● Instruction: Find each line holding the word "Southeastern" and give the total alone.

● Provided information:
** Start **
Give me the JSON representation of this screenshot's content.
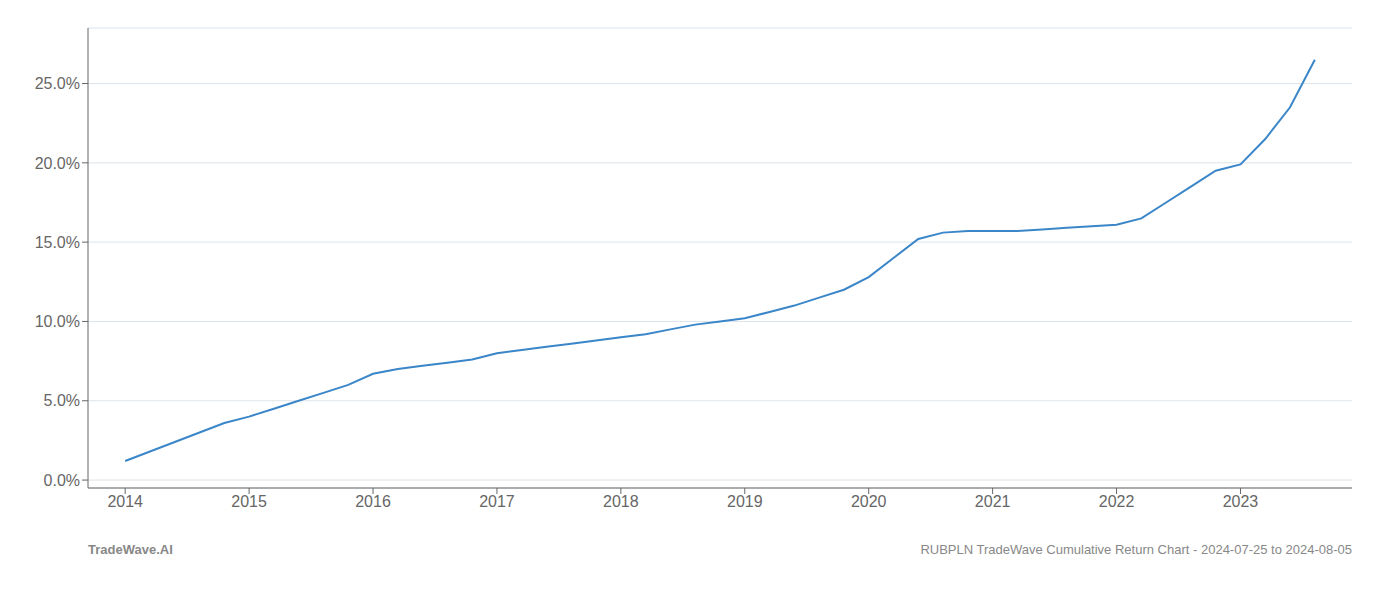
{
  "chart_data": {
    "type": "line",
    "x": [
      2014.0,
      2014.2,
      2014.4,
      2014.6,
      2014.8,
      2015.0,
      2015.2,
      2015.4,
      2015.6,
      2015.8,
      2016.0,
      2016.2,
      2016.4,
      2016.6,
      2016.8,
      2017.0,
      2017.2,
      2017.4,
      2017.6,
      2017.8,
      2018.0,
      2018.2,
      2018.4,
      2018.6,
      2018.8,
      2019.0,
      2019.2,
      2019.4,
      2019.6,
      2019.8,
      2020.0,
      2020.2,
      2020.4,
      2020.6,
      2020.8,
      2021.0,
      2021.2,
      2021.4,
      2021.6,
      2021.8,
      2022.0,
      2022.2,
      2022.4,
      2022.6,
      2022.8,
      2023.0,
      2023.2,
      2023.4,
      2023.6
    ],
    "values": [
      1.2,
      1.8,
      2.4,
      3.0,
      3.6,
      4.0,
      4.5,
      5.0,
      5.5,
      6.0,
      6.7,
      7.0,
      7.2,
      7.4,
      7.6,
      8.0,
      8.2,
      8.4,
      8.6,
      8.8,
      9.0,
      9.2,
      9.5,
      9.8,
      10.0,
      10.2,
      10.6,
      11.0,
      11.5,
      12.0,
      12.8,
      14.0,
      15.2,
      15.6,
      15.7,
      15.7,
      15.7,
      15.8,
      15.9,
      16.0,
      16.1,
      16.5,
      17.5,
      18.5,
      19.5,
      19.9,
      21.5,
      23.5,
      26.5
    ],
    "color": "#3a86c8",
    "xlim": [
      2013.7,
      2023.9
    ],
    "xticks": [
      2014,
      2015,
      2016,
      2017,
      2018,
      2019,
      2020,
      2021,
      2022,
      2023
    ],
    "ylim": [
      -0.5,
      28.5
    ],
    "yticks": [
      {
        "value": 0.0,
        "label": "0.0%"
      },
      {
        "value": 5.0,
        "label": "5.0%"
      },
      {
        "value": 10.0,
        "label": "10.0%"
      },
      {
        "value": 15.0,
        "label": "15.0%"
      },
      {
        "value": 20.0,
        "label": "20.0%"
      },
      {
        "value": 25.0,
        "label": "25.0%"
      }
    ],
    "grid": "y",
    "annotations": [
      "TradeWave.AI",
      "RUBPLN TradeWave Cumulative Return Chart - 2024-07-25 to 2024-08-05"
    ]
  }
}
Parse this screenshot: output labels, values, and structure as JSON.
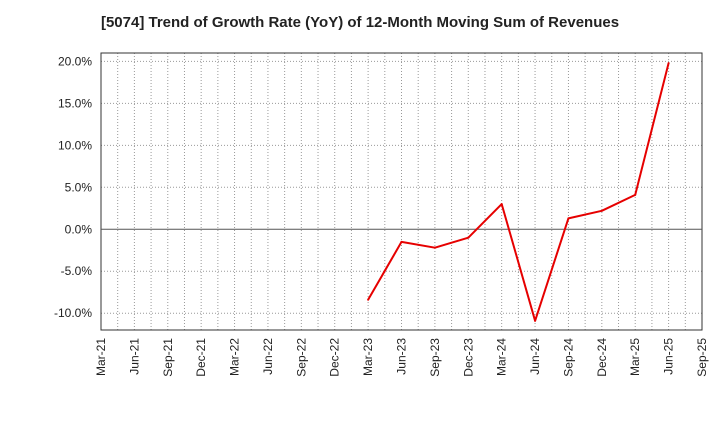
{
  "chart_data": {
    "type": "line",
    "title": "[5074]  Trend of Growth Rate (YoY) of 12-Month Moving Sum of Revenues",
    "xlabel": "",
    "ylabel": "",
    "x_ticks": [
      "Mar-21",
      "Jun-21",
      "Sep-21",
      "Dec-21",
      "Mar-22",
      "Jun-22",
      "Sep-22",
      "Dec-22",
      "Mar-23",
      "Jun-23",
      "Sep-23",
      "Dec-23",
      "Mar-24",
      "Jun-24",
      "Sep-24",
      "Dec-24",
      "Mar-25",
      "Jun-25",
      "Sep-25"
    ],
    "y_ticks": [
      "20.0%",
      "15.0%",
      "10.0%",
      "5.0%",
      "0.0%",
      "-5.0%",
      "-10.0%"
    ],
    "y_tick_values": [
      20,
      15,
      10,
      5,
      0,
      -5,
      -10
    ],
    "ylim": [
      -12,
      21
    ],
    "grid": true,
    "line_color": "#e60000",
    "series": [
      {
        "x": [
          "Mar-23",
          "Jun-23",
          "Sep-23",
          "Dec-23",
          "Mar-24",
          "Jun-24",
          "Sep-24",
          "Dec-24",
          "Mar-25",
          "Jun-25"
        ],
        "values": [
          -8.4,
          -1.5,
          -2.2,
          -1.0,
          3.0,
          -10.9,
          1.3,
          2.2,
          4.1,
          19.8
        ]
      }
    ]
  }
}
** End **
** Start **
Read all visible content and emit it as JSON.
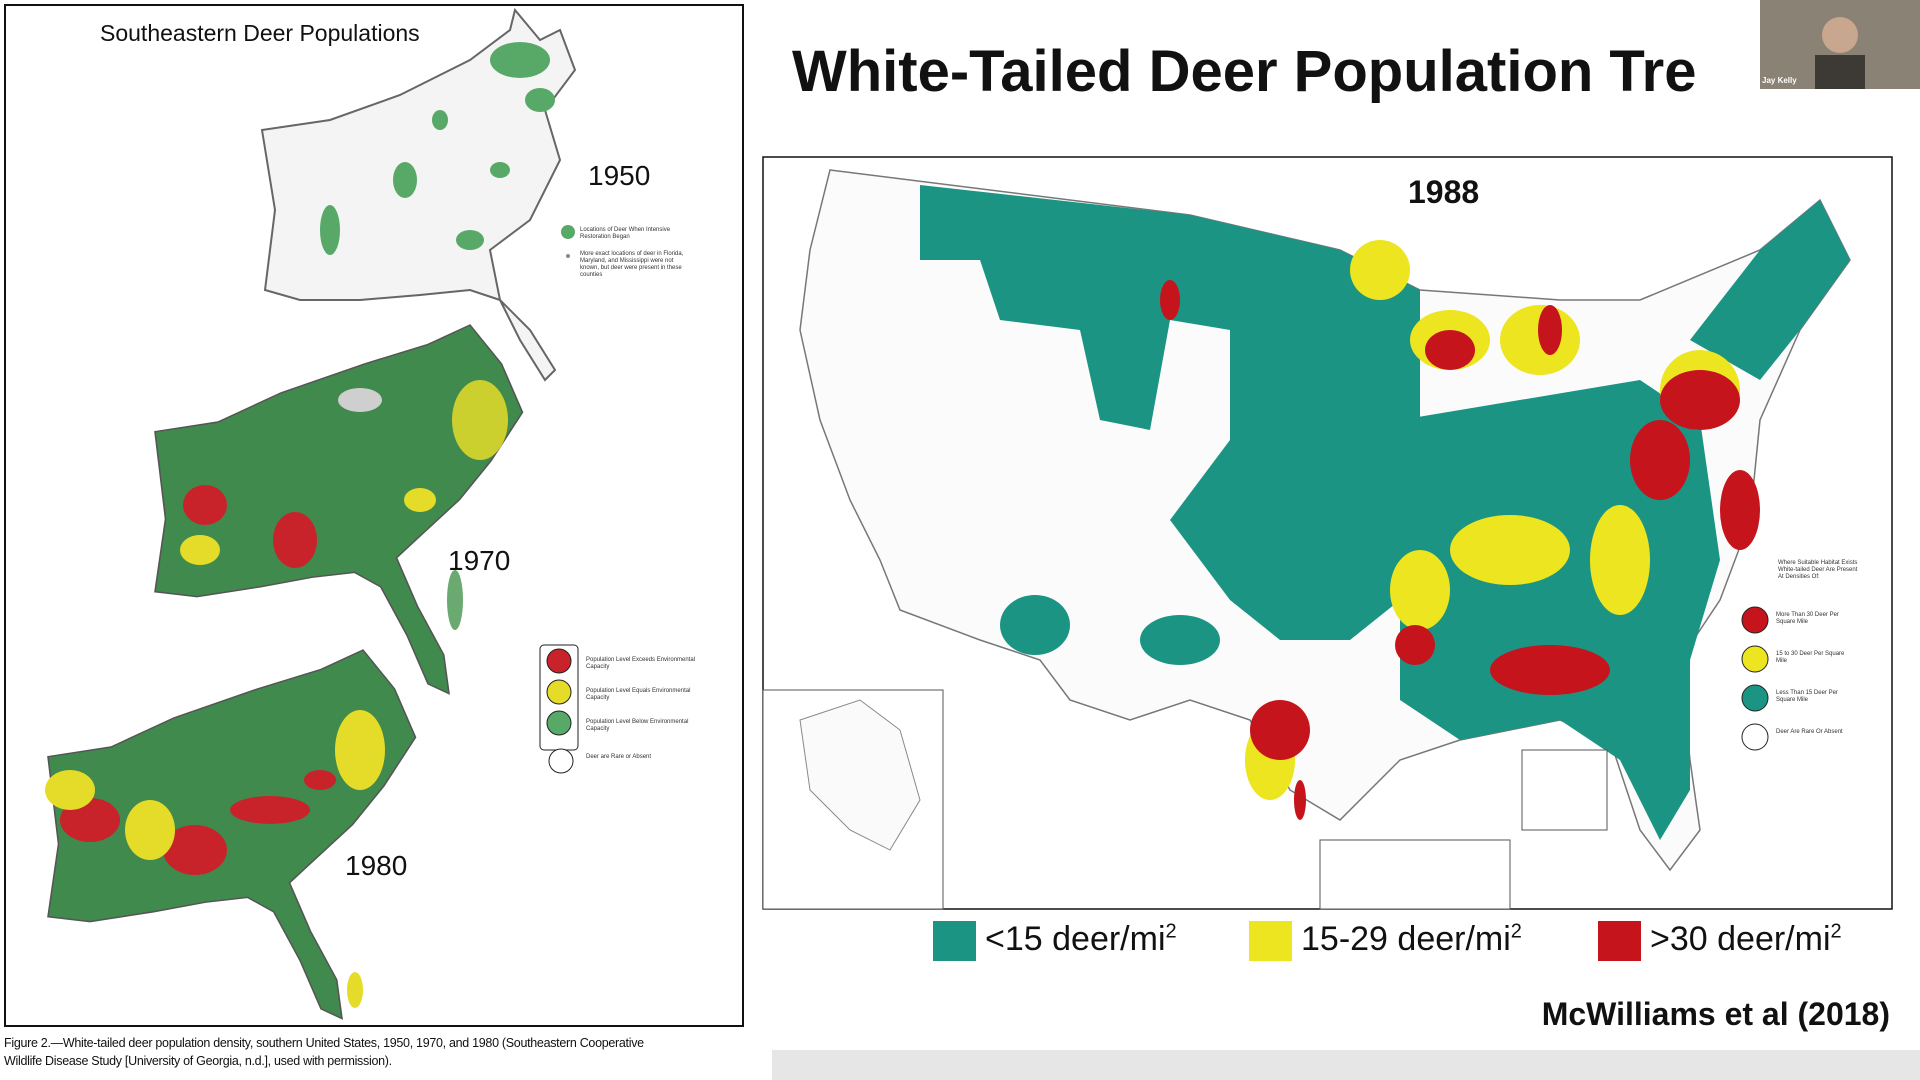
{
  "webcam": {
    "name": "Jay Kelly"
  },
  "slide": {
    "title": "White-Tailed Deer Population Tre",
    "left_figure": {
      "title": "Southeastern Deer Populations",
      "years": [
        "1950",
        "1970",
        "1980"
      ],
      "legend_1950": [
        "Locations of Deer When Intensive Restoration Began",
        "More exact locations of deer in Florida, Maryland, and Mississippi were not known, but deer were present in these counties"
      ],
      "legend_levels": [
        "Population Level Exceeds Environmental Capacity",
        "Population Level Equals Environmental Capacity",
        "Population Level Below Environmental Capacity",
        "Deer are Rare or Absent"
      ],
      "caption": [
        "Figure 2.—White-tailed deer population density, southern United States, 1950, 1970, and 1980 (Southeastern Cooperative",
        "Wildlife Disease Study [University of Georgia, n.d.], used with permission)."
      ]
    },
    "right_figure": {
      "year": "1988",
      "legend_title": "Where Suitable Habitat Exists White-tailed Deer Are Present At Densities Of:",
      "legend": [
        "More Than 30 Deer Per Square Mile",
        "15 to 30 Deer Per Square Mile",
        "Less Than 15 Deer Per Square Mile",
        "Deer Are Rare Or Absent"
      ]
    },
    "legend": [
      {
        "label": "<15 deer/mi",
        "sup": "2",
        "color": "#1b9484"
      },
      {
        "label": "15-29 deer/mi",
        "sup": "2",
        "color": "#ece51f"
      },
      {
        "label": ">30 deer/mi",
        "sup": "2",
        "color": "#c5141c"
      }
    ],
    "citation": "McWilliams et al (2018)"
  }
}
** End **
** Start **
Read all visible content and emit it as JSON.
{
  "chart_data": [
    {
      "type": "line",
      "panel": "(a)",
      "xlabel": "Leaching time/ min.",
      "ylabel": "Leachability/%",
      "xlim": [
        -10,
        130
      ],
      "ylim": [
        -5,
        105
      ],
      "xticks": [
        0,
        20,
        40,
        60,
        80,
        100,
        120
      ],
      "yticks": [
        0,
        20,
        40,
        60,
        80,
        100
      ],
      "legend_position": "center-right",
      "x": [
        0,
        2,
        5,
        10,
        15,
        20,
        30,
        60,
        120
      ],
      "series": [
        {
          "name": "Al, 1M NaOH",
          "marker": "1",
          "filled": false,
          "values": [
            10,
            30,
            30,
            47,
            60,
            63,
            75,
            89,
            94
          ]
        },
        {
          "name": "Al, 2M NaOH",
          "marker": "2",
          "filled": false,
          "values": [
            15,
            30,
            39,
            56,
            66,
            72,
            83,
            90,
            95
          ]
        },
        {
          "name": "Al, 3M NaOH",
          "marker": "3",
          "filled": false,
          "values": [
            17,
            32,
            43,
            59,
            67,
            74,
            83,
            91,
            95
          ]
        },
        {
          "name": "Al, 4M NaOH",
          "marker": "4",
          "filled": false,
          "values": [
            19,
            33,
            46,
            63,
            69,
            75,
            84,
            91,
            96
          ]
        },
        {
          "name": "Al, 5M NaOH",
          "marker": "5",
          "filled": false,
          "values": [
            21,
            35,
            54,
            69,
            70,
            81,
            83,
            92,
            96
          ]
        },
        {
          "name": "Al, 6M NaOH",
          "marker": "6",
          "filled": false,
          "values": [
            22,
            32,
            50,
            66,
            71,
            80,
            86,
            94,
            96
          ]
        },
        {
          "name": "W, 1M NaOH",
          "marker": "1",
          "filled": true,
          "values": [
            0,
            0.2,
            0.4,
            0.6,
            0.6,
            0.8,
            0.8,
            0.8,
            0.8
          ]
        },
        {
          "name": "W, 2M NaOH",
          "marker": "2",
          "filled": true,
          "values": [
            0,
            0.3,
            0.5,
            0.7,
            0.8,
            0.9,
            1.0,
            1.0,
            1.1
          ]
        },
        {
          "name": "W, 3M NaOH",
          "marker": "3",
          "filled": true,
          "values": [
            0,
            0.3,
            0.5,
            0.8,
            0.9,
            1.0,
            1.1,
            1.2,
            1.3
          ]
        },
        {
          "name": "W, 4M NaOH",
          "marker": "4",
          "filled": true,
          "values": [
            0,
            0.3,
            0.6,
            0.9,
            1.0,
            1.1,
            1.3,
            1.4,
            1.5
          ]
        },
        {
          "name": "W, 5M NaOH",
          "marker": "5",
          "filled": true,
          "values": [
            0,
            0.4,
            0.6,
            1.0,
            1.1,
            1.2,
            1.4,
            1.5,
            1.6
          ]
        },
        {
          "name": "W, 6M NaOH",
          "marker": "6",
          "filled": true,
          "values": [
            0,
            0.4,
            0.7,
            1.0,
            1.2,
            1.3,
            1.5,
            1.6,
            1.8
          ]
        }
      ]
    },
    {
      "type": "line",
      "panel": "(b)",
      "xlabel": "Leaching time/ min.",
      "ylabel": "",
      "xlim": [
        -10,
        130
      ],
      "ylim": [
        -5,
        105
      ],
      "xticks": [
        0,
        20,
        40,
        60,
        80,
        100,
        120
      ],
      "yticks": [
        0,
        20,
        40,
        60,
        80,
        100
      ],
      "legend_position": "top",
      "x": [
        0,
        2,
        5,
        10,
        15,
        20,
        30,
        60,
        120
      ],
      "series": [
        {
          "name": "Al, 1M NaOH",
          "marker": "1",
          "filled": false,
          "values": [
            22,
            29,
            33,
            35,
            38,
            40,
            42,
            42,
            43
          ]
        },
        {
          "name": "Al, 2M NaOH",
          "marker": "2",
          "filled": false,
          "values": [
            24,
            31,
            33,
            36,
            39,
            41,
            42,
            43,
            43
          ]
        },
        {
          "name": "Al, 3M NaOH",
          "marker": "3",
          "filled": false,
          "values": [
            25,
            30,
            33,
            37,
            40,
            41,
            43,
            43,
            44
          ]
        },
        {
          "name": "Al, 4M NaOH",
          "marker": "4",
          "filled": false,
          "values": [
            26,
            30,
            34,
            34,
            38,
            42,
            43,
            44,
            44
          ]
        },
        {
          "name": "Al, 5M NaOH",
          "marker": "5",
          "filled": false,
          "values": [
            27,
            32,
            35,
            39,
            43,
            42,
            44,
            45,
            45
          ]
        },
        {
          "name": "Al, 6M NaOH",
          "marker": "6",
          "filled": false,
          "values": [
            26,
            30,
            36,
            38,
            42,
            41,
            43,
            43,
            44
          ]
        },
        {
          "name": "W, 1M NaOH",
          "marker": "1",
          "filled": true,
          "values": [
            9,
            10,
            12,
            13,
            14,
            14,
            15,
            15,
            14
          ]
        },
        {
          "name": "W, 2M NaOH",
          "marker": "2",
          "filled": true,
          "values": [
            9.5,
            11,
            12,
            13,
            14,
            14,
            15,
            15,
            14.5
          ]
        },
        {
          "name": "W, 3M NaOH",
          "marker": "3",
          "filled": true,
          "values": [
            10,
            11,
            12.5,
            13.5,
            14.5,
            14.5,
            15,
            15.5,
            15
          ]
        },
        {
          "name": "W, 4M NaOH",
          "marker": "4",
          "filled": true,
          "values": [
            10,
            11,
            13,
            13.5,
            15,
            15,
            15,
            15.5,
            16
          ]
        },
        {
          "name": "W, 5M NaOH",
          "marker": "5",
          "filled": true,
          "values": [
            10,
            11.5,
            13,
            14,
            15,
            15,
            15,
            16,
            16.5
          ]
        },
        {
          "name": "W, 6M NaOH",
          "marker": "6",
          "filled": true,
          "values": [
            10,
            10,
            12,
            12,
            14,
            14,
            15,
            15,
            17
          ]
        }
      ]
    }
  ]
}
** End **
● Right answer: 2